What is needed: Copy each line where the word "région" occurs.

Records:
★ ★ ★ ★ ★

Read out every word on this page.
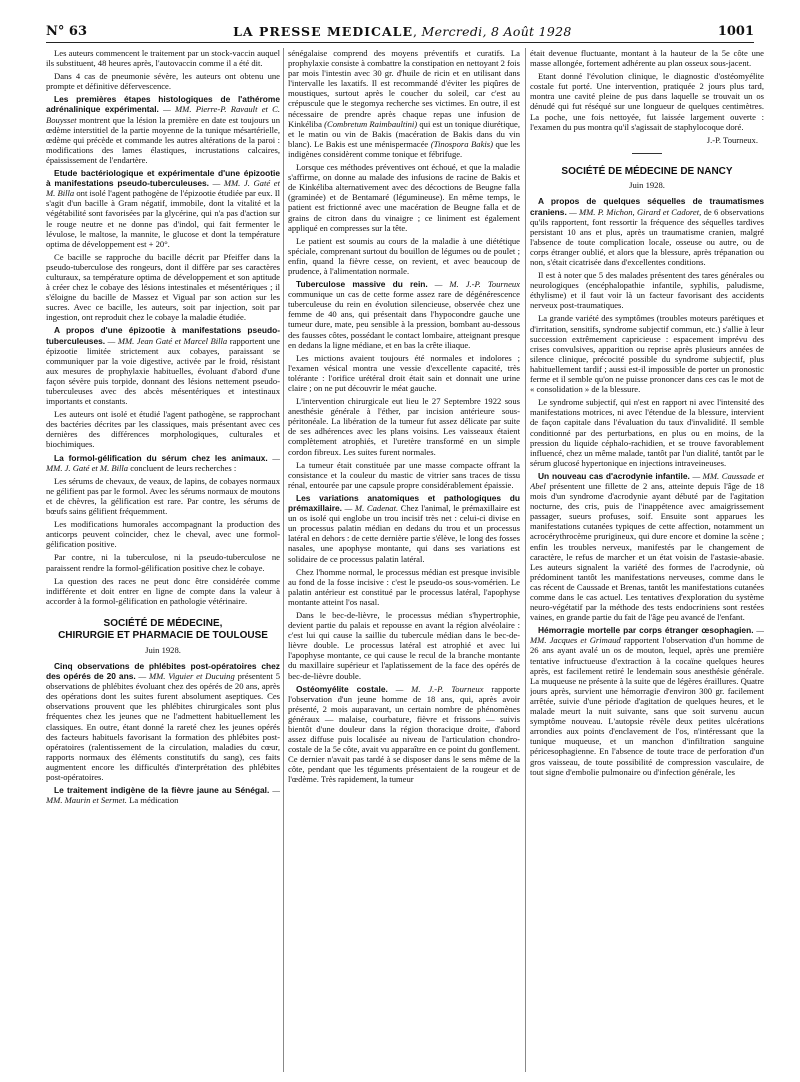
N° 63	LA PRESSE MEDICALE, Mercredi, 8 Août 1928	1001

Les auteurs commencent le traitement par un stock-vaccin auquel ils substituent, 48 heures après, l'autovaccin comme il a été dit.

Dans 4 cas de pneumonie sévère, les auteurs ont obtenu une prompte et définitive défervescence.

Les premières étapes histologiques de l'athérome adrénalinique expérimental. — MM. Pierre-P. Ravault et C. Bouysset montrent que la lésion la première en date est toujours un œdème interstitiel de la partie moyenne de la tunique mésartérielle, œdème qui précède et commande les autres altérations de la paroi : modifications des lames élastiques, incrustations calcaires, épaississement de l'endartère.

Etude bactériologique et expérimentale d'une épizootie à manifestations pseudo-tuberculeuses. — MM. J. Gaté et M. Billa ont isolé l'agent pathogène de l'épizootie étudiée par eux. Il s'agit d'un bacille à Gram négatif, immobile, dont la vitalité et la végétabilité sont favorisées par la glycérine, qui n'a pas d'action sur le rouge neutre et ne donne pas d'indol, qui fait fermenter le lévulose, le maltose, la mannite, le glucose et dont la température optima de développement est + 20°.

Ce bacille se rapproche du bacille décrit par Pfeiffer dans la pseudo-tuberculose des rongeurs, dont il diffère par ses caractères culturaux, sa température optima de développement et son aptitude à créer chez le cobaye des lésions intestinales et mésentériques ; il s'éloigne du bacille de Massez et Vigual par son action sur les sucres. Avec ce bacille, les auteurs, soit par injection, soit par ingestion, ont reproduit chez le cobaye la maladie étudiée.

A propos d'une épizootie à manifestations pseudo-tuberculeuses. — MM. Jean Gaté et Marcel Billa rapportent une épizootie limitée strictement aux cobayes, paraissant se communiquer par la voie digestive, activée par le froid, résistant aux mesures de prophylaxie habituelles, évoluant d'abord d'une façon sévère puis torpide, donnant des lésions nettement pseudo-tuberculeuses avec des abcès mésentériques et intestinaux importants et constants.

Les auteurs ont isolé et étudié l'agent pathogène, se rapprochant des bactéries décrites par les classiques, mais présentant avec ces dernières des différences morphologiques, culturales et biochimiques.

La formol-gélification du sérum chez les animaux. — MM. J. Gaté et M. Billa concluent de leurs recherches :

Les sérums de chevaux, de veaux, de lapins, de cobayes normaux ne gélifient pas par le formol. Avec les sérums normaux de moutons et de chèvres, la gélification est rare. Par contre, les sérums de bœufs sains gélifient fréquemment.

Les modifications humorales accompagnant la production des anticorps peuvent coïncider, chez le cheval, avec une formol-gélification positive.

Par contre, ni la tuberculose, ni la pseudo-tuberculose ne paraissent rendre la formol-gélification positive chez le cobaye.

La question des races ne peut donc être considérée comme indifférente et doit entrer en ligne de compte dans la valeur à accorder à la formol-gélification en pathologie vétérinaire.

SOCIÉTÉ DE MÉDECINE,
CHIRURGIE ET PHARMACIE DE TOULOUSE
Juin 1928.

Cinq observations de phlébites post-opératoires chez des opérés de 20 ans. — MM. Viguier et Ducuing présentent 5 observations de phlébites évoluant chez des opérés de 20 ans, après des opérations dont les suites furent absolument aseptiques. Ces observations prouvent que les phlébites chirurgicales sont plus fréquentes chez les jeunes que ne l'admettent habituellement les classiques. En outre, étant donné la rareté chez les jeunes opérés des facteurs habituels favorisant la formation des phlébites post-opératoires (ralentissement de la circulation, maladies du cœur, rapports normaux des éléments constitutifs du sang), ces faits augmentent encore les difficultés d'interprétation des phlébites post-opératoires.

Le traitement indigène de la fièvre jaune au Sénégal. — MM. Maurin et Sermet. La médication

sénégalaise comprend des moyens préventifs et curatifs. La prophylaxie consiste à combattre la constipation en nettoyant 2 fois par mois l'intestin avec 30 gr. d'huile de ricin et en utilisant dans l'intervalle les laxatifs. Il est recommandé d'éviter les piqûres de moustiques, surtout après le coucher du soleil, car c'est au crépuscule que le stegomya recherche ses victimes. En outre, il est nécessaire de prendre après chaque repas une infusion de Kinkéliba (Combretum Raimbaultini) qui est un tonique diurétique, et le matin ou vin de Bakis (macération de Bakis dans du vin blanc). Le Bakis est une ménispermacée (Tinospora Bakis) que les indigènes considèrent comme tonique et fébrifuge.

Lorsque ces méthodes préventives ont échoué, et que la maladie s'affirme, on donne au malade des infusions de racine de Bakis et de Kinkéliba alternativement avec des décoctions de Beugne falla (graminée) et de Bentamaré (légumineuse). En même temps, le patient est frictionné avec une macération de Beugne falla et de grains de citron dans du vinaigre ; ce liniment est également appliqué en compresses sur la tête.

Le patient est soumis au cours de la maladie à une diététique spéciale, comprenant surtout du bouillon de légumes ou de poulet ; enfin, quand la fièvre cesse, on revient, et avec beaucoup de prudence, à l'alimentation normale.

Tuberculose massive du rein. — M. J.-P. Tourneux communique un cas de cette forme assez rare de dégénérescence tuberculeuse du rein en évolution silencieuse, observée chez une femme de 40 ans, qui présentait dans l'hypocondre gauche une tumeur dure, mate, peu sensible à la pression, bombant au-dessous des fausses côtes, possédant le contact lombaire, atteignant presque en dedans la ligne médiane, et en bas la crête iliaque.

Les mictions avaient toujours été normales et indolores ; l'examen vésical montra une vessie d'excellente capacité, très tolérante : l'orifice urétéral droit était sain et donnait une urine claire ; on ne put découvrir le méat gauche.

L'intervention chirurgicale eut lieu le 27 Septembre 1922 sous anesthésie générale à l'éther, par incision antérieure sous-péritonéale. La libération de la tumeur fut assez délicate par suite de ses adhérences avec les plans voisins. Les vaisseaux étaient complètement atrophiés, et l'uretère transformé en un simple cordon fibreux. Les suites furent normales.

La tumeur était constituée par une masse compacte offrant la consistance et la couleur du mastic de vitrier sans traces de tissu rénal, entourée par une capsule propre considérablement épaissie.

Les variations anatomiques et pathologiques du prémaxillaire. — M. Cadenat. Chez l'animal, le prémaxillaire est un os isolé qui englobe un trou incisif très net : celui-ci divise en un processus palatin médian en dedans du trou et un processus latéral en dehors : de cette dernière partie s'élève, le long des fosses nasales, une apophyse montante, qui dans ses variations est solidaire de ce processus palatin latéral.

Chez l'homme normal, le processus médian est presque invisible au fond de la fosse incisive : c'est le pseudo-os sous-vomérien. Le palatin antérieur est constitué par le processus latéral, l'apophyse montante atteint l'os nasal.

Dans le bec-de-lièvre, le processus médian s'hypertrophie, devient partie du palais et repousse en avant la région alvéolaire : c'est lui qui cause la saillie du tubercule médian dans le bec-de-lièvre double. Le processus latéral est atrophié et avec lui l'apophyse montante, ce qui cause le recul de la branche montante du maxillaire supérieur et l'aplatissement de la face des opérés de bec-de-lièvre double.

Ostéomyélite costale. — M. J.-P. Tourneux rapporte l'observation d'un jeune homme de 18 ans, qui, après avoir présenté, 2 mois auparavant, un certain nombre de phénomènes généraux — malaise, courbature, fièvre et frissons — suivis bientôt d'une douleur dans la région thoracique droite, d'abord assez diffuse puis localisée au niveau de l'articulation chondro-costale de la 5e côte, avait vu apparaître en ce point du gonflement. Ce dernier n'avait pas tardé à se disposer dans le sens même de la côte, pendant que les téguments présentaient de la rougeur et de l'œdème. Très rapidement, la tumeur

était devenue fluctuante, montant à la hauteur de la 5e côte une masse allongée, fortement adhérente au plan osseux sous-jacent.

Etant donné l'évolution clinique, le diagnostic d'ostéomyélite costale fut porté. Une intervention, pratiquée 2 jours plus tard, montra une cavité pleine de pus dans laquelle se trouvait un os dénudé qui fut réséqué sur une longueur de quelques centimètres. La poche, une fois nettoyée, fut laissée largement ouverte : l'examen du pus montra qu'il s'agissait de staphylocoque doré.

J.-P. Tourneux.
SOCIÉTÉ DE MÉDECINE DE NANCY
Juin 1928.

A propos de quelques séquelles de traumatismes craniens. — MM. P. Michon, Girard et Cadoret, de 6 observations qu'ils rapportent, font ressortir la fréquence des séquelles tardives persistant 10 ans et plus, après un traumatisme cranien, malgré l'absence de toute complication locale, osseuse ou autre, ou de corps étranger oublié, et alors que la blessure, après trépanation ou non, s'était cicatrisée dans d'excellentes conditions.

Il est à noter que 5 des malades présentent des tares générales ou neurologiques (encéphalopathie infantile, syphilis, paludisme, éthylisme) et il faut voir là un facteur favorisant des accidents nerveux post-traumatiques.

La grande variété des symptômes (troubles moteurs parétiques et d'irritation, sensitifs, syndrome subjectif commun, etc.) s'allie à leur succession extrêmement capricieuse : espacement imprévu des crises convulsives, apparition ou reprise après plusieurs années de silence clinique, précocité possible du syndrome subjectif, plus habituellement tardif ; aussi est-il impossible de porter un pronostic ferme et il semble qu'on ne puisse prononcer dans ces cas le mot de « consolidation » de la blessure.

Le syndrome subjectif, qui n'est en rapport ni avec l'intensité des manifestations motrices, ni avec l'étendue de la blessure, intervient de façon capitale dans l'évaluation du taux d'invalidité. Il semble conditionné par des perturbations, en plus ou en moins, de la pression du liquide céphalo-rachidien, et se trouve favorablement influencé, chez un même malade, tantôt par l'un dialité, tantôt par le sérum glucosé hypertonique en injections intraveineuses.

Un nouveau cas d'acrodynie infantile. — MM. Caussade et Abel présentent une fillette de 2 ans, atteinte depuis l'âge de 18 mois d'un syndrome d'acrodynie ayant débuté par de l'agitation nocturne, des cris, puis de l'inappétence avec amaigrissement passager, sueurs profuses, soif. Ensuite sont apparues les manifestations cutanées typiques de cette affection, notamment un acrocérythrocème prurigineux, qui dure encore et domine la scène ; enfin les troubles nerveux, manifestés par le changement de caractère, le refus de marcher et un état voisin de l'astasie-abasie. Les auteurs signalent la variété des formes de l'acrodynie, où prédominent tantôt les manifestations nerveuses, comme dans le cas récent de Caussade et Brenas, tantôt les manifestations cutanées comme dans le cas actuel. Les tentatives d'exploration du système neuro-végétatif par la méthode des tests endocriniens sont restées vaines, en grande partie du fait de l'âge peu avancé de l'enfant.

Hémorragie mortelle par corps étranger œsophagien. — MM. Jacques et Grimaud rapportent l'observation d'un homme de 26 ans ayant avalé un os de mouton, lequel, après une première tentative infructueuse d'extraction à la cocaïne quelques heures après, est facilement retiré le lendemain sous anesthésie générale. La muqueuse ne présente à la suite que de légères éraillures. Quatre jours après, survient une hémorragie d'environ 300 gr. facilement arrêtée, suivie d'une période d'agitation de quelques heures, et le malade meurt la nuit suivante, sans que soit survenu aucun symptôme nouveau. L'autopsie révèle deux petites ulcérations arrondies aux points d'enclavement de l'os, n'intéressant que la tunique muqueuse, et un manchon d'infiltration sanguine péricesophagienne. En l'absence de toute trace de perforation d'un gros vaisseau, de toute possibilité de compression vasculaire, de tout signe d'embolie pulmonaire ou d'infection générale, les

★ ★ ★ ★ ★

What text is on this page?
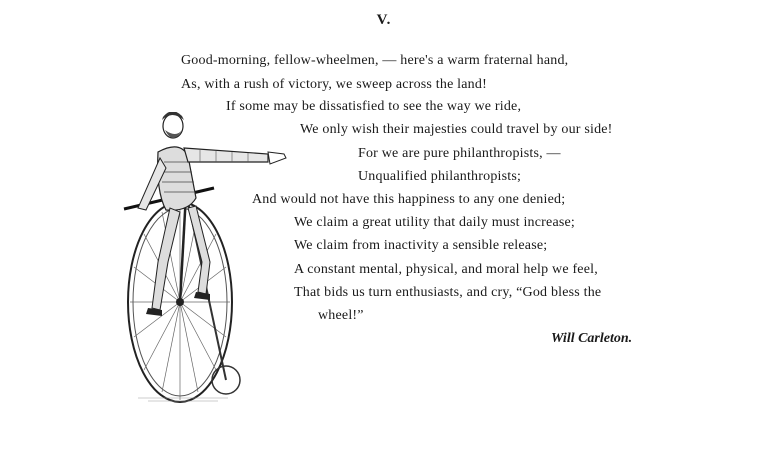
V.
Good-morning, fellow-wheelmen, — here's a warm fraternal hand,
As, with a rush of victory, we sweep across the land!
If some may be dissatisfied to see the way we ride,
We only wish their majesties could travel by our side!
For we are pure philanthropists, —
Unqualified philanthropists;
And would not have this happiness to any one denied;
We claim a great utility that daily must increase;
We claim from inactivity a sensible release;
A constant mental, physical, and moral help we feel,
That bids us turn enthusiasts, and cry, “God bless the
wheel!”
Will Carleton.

★ ★ ★ ★ ★

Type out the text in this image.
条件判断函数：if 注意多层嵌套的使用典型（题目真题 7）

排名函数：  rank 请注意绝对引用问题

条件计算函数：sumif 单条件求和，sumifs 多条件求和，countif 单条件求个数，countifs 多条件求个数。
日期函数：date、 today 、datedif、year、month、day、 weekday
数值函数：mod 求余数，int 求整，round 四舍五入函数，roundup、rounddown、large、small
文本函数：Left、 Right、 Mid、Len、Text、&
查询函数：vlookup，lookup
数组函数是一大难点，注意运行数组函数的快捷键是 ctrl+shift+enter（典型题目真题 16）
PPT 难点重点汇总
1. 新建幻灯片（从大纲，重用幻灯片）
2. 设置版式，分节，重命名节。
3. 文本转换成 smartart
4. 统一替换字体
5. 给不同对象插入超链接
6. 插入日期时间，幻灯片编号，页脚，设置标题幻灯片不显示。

★ ★ ★ ★ ★

The reply:
Dans le bec-de-lièvre, le processus médian s'hypertrophie, devient partie du palais et repousse en avant la région alvéolaire : c'est lui qui cause la saillie du tubercule médian dans le bec-de-lièvre double. Le processus latéral est atrophié et avec lui l'apophyse montante, ce qui cause le recul de la branche montante du maxillaire supérieur et l'aplatissement de la face des opérés de bec-de-lièvre double.
Ostéomyélite costale. — M. J.-P. Tourneux rapporte l'observation d'un jeune homme de 18 ans, qui, après avoir présenté, 2 mois auparavant, un certain nombre de phénomènes généraux — malaise, courbature, fièvre et frissons — suivis bientôt d'une douleur dans la région thoracique droite, d'abord assez diffuse puis localisée au niveau de l'articulation chondro-costale de la 5e côte, avait vu apparaître en ce point du gonflement. Ce dernier n'avait pas tardé à se disposer dans le sens même de la côte, pendant que les téguments présentaient de la rougeur et de l'œdème. Très rapidement, la tumeur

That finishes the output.